Task prompt => Copy every line of the entries that includes the word "name".

Entries provided =>
━━━━━━━━━━━━━━━━

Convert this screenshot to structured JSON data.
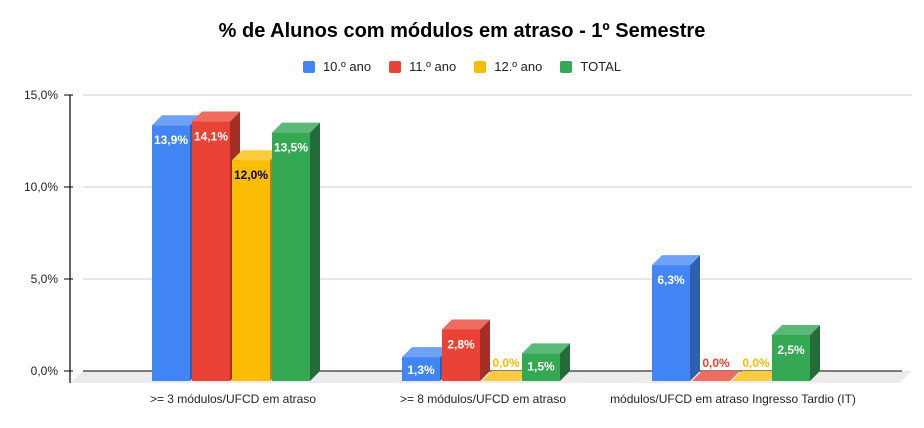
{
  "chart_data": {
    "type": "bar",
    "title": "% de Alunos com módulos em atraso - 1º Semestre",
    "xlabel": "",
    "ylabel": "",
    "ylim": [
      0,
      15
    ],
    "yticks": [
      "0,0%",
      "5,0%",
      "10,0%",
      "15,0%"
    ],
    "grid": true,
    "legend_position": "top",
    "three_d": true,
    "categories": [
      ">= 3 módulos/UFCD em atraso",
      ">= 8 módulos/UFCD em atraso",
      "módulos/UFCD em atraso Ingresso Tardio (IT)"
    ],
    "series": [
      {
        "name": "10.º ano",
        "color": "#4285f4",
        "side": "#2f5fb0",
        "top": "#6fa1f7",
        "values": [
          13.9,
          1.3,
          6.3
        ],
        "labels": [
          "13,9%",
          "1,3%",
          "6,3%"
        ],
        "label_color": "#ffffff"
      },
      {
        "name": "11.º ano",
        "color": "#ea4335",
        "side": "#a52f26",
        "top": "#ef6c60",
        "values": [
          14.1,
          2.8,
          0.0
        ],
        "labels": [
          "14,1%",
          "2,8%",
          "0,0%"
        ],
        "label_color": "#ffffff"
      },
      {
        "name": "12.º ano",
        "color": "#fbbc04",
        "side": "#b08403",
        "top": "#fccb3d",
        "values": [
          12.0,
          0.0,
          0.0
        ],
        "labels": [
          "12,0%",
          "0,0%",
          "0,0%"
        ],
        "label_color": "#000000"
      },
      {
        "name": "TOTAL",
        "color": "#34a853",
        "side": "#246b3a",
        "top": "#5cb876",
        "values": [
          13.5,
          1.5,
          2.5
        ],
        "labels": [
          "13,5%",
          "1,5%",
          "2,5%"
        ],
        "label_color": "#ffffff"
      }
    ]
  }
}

━━━━━━━━━━━━━━━━

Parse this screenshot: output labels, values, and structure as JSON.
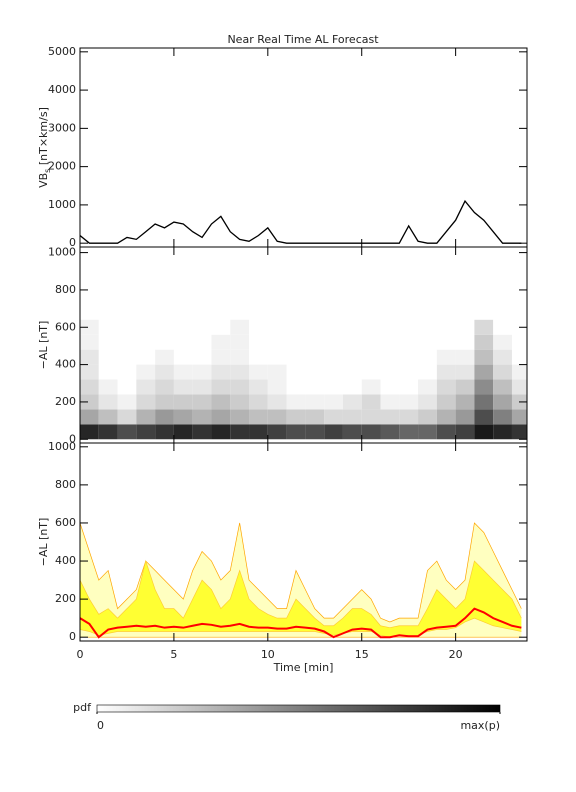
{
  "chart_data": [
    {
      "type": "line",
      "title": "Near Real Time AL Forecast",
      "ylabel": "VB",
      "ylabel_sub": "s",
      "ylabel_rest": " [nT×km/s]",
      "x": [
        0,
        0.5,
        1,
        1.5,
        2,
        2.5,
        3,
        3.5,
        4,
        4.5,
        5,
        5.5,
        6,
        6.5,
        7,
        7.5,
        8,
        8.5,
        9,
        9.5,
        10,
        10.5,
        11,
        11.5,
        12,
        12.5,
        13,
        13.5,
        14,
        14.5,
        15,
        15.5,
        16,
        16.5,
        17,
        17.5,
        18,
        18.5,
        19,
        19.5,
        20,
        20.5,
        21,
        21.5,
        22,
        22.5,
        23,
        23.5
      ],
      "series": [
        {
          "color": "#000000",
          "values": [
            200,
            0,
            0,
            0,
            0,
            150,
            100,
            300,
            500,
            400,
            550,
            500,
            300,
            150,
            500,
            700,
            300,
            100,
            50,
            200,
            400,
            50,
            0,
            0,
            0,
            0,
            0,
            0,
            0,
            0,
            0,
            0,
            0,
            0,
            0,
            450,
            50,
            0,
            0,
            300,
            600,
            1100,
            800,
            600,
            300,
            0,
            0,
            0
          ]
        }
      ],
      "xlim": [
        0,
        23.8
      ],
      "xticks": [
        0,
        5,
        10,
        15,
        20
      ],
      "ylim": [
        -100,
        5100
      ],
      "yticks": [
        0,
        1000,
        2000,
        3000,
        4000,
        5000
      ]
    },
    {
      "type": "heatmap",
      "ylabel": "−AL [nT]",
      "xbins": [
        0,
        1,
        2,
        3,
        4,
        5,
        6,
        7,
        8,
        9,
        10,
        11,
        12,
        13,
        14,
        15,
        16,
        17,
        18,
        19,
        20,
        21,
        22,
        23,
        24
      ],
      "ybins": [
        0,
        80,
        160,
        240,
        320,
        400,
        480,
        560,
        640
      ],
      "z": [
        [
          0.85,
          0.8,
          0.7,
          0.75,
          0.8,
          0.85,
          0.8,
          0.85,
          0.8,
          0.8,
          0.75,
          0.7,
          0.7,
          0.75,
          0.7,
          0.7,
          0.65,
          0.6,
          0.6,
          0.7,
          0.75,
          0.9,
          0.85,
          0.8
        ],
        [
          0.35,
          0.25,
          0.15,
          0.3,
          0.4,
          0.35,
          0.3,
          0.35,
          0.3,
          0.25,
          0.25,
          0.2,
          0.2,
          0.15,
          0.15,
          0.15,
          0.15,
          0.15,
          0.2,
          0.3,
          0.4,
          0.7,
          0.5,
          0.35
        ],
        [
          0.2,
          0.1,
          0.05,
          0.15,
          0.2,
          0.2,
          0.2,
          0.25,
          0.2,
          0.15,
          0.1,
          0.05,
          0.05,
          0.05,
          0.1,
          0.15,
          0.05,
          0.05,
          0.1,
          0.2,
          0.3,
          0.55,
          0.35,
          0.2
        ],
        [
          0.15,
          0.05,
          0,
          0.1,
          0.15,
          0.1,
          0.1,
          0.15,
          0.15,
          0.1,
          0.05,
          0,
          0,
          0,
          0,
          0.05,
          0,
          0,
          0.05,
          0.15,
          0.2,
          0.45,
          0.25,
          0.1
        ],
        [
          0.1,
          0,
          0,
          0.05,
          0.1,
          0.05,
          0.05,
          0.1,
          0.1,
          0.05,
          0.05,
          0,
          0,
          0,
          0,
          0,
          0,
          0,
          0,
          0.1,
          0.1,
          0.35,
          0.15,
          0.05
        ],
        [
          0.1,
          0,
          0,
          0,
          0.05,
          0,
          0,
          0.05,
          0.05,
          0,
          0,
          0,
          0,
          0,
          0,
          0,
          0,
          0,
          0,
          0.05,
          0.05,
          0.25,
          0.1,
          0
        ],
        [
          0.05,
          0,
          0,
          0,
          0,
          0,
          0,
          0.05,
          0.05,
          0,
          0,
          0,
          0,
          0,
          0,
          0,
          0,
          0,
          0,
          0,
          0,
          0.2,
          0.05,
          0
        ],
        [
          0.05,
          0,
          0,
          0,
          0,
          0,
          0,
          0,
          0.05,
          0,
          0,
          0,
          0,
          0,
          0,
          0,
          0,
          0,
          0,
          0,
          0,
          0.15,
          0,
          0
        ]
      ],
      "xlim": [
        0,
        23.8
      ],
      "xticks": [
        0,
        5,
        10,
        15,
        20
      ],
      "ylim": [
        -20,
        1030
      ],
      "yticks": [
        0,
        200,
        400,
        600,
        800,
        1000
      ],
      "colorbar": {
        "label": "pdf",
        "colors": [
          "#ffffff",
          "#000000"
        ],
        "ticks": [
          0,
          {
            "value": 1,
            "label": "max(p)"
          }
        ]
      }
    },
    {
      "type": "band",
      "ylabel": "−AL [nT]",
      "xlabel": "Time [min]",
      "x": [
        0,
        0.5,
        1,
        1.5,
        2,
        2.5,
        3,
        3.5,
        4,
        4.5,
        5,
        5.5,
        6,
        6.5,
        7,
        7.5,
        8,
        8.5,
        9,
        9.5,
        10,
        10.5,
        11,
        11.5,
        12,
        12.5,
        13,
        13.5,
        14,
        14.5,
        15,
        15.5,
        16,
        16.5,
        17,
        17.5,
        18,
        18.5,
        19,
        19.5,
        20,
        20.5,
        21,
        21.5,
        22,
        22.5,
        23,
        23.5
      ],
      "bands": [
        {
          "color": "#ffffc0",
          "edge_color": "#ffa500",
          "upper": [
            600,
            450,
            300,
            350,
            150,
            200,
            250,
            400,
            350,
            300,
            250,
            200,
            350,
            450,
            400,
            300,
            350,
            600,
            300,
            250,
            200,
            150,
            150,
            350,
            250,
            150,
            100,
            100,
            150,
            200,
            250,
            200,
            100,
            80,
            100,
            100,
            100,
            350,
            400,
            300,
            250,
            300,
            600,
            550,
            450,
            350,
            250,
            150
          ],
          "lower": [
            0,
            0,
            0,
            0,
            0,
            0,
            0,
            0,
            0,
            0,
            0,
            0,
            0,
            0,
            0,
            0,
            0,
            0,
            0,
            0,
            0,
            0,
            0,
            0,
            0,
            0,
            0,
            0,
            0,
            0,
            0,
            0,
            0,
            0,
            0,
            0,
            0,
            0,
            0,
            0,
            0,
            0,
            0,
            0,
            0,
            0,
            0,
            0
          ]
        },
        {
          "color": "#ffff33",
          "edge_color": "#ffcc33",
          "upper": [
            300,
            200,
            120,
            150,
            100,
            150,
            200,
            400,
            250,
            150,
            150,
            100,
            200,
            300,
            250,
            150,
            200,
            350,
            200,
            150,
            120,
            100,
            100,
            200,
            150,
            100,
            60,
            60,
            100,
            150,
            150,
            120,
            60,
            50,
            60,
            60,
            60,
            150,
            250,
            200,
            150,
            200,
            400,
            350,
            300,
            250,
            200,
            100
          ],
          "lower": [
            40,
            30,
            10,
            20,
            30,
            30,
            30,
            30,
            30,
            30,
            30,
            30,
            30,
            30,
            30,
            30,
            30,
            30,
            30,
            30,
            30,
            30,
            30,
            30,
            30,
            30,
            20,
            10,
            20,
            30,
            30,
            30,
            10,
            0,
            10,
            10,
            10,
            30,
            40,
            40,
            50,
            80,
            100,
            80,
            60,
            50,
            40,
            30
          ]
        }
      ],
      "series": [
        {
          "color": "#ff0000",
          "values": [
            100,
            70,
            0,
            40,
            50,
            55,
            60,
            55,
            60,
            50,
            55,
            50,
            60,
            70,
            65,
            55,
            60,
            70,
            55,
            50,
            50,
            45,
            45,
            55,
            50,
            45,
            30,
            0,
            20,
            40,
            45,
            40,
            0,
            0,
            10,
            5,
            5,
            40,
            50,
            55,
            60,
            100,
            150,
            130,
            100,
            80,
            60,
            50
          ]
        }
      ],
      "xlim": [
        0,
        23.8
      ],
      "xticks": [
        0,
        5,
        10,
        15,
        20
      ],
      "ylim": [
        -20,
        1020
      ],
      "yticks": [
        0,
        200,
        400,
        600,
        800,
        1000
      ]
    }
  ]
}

━━━━━━━━━━━━━━━━

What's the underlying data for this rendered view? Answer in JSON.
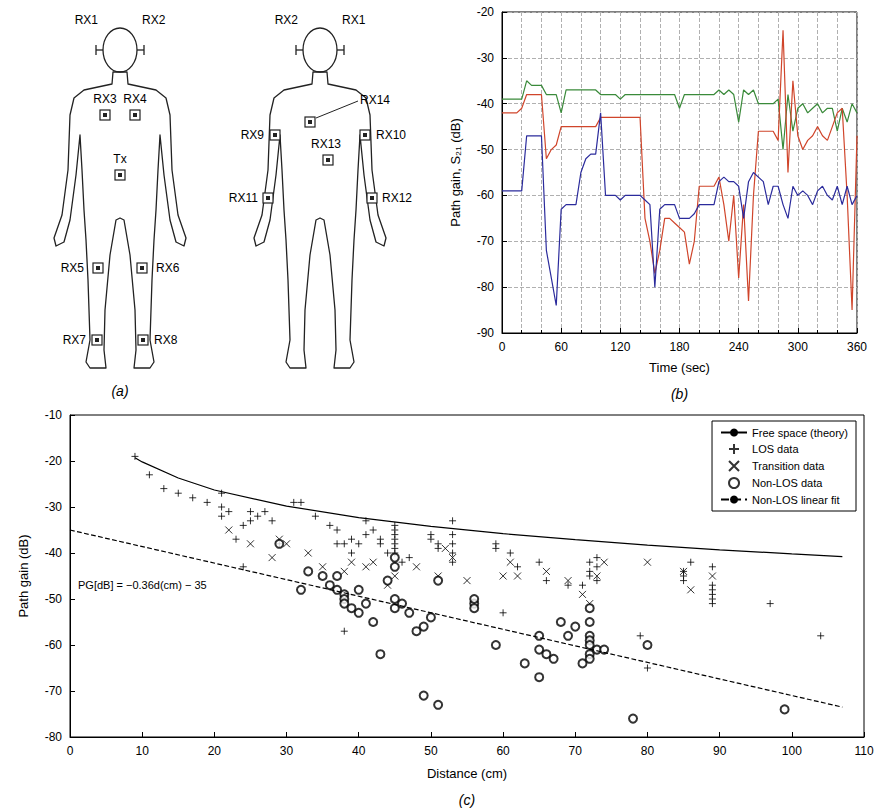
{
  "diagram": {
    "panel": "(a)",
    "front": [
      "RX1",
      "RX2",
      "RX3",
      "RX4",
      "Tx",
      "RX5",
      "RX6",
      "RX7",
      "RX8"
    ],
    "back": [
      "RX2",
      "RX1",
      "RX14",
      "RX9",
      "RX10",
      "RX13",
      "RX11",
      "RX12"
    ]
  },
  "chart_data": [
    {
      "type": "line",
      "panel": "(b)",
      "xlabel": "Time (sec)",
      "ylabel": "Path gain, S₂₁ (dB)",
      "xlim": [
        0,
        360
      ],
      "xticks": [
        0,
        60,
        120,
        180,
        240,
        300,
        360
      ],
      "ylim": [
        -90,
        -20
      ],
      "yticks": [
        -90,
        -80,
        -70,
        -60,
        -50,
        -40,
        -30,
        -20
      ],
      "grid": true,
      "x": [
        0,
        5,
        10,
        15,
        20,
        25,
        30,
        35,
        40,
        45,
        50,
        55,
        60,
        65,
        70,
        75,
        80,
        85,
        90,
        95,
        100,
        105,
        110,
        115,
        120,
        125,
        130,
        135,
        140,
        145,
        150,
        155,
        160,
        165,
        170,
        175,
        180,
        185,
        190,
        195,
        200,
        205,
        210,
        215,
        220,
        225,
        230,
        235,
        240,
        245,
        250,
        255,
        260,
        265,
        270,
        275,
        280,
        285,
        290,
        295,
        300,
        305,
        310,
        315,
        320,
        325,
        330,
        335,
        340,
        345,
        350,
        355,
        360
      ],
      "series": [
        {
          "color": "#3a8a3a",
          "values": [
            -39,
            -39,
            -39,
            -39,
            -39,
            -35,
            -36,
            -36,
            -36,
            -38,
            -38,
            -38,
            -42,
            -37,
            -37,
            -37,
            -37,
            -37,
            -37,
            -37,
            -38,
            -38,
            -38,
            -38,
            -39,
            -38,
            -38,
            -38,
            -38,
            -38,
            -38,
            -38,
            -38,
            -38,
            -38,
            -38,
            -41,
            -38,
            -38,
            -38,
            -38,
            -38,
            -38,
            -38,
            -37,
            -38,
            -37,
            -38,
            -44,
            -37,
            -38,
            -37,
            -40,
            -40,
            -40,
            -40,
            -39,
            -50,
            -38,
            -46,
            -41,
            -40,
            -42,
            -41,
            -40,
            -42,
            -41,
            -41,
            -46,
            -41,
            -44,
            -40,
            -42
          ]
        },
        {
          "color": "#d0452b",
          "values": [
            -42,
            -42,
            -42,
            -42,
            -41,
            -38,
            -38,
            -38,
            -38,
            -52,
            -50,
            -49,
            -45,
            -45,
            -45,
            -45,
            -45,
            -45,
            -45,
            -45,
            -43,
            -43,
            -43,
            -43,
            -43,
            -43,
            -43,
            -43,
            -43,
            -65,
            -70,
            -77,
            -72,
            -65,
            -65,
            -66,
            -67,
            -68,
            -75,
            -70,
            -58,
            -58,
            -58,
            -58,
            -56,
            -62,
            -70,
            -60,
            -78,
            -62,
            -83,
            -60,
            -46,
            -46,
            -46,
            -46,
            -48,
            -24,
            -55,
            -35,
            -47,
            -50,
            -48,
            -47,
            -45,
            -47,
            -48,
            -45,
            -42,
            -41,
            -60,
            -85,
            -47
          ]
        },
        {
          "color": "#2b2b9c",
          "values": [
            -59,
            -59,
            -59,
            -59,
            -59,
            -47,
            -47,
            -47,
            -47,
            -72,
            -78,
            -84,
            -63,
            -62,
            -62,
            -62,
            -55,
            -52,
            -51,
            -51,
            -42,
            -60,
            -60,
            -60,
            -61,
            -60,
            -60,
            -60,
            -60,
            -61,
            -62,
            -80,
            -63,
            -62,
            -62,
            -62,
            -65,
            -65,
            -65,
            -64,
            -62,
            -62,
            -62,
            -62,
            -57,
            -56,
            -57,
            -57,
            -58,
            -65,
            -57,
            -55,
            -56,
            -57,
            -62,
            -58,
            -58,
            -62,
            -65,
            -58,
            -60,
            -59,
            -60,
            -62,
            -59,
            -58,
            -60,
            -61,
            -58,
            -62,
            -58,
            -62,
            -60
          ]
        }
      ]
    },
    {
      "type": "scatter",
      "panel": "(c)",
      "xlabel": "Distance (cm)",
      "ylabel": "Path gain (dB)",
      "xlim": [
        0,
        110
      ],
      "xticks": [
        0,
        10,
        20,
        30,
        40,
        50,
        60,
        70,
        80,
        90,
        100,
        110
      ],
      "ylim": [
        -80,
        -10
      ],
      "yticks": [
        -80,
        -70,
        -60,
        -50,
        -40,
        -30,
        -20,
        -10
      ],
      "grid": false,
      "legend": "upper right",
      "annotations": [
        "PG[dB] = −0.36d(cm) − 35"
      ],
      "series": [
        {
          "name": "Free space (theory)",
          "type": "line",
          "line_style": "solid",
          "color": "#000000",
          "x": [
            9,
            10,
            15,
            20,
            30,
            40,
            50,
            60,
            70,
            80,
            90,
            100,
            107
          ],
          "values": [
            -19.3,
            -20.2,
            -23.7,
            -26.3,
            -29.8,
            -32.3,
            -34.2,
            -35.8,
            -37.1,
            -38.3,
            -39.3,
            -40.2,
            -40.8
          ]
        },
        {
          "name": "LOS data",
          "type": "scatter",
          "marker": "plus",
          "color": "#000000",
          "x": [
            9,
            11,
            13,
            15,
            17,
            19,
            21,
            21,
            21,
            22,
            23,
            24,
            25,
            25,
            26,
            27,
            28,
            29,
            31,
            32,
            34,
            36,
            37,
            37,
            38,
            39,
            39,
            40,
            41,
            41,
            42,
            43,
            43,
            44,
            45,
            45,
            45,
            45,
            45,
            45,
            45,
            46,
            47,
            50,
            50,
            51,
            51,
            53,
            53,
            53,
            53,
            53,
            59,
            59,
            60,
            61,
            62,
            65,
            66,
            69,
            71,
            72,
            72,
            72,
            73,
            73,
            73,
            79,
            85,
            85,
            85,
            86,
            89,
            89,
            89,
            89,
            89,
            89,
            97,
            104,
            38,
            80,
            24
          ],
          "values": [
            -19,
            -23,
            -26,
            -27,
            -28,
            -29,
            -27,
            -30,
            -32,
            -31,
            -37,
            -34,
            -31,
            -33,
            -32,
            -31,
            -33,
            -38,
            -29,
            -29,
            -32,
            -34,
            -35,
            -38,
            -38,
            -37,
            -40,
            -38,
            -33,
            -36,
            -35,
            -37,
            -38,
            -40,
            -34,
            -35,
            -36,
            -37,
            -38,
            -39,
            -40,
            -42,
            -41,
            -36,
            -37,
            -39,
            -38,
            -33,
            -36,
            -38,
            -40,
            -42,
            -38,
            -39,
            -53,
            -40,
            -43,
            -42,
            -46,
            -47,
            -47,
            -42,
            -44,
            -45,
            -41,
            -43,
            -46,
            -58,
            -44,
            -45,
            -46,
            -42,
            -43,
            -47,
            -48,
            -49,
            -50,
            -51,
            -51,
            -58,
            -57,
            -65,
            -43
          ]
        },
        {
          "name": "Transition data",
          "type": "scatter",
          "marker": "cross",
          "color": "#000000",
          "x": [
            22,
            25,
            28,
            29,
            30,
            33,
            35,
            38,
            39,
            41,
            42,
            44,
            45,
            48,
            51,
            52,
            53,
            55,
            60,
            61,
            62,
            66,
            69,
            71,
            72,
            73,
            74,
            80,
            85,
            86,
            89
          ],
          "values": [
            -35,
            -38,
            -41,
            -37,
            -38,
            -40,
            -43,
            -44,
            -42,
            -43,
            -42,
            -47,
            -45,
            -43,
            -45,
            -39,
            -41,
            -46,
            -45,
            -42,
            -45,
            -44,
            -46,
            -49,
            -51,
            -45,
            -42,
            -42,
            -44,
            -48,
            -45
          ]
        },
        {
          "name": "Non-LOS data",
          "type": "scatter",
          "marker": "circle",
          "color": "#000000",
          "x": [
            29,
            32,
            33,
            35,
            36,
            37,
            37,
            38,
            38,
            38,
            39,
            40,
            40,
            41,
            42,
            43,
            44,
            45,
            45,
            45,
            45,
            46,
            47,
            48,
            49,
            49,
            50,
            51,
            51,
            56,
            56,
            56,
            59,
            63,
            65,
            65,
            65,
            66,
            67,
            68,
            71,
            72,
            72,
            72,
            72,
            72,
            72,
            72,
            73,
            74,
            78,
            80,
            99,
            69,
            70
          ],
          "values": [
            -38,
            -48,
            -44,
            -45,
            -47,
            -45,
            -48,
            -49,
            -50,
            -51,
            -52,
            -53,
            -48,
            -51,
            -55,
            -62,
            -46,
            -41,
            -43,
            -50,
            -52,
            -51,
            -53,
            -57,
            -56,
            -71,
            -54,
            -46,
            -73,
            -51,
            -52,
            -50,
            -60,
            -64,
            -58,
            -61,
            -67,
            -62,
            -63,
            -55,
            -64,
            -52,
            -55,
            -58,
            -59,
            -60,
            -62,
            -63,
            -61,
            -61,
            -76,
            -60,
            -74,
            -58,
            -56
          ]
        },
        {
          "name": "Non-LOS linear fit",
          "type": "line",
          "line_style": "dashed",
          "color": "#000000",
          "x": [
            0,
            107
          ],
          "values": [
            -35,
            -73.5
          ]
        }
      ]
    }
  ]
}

━━━━━━━━━━━━━━━━

Solution to the problem =>
        "name": "10.º ano",
        "name": "11.º ano",
        "name": "12.º ano",
        "name": "TOTAL",
          "name": "Free space (theory)",
          "name": "LOS data",
          "name": "Transition data",
          "name": "Non-LOS data",
          "name": "Non-LOS linear fit",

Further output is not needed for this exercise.